(Stored data)

## Start

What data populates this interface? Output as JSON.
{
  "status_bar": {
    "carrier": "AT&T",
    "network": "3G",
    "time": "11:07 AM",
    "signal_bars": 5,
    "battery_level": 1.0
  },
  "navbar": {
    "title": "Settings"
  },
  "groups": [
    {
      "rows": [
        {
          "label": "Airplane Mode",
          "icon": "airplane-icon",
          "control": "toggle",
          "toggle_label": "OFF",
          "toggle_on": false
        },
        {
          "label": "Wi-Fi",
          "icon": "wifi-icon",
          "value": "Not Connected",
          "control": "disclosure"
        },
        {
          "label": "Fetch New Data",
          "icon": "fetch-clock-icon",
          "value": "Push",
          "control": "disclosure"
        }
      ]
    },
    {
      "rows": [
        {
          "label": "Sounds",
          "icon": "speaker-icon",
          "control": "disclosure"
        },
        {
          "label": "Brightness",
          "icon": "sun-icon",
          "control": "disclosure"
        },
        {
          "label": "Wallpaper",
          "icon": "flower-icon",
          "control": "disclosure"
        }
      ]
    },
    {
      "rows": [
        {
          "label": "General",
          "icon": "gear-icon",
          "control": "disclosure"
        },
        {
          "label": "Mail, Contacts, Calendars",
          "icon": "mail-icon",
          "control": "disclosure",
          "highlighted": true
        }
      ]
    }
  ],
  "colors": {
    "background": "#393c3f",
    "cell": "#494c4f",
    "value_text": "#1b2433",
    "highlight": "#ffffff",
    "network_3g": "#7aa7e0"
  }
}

## End

Task statement. Nothing in the listing may be changed; retype it all exactly.

Exercise answer.
What data populates this interface? Output as JSON.
{
  "status_bar": {
    "carrier": "AT&T",
    "network": "3G",
    "time": "11:07 AM",
    "signal_bars": 5,
    "battery_level": 1.0
  },
  "navbar": {
    "title": "Settings"
  },
  "groups": [
    {
      "rows": [
        {
          "label": "Airplane Mode",
          "icon": "airplane-icon",
          "control": "toggle",
          "toggle_label": "OFF",
          "toggle_on": false
        },
        {
          "label": "Wi-Fi",
          "icon": "wifi-icon",
          "value": "Not Connected",
          "control": "disclosure"
        },
        {
          "label": "Fetch New Data",
          "icon": "fetch-clock-icon",
          "value": "Push",
          "control": "disclosure"
        }
      ]
    },
    {
      "rows": [
        {
          "label": "Sounds",
          "icon": "speaker-icon",
          "control": "disclosure"
        },
        {
          "label": "Brightness",
          "icon": "sun-icon",
          "control": "disclosure"
        },
        {
          "label": "Wallpaper",
          "icon": "flower-icon",
          "control": "disclosure"
        }
      ]
    },
    {
      "rows": [
        {
          "label": "General",
          "icon": "gear-icon",
          "control": "disclosure"
        },
        {
          "label": "Mail, Contacts, Calendars",
          "icon": "mail-icon",
          "control": "disclosure",
          "highlighted": true
        }
      ]
    }
  ],
  "colors": {
    "background": "#393c3f",
    "cell": "#494c4f",
    "value_text": "#1b2433",
    "highlight": "#ffffff",
    "network_3g": "#7aa7e0"
  }
}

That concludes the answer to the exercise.